◆ **Work required**: Locate and copy all lines bearing the word "числа".

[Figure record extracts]

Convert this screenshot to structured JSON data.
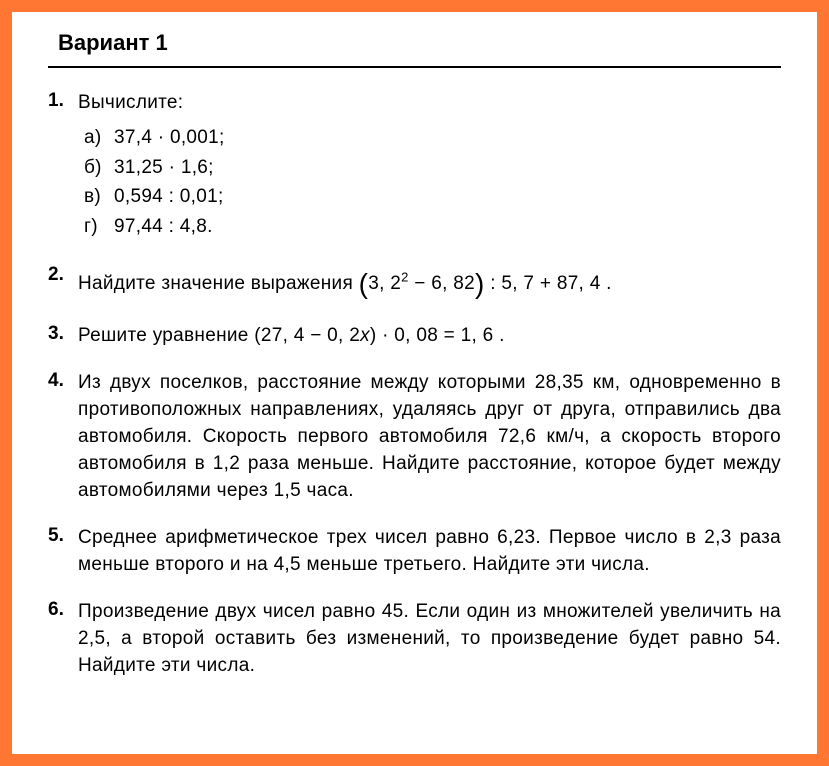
{
  "styling": {
    "page_bg": "#ffffff",
    "border_bg": "#ff7733",
    "text_color": "#000000",
    "font_family": "Arial, Helvetica, sans-serif",
    "body_fontsize": 19,
    "header_fontsize": 22,
    "rule_thickness": 2.5
  },
  "header": {
    "title": "Вариант 1"
  },
  "problems": {
    "p1": {
      "num": "1.",
      "prompt": "Вычислите:",
      "a_label": "а)",
      "a_text": "37,4 · 0,001;",
      "b_label": "б)",
      "b_text": "31,25 · 1,6;",
      "v_label": "в)",
      "v_text": "0,594 : 0,01;",
      "g_label": "г)",
      "g_text": "97,44 : 4,8."
    },
    "p2": {
      "num": "2.",
      "text_before": "Найдите значение выражения ",
      "expr_inner": "3, 2",
      "expr_sup": "2",
      "expr_after_sup": " − 6, 82",
      "expr_tail": " : 5, 7 + 87, 4 ."
    },
    "p3": {
      "num": "3.",
      "text_before": "Решите уравнение ",
      "expr_inner_a": "(27, 4 − 0, 2",
      "expr_x": "x",
      "expr_inner_b": ") · 0, 08 = 1, 6 ."
    },
    "p4": {
      "num": "4.",
      "text": "Из двух поселков, расстояние между которыми 28,35 км, одновременно в противоположных направлениях, удаляясь друг от друга, отправились два автомобиля. Скорость первого автомобиля 72,6 км/ч, а скорость второго автомобиля в 1,2 раза меньше. Найдите расстояние, которое будет между автомобилями через 1,5 часа."
    },
    "p5": {
      "num": "5.",
      "text": "Среднее арифметическое трех чисел равно 6,23. Первое число в 2,3 раза меньше второго и на 4,5 меньше третьего. Найдите эти числа."
    },
    "p6": {
      "num": "6.",
      "text": "Произведение двух чисел равно 45. Если один из множителей увеличить на 2,5, а второй оставить без изменений, то произведение будет равно 54. Найдите эти числа."
    }
  }
}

◆ **Exercise response**:
      "text": "Среднее арифметическое трех чисел равно 6,23. Первое число в 2,3 раза меньше второго и на 4,5 меньше третьего. Найдите эти числа."
      "text": "Произведение двух чисел равно 45. Если один из множителей увеличить на 2,5, а второй оставить без изменений, то произведение будет равно 54. Найдите эти числа."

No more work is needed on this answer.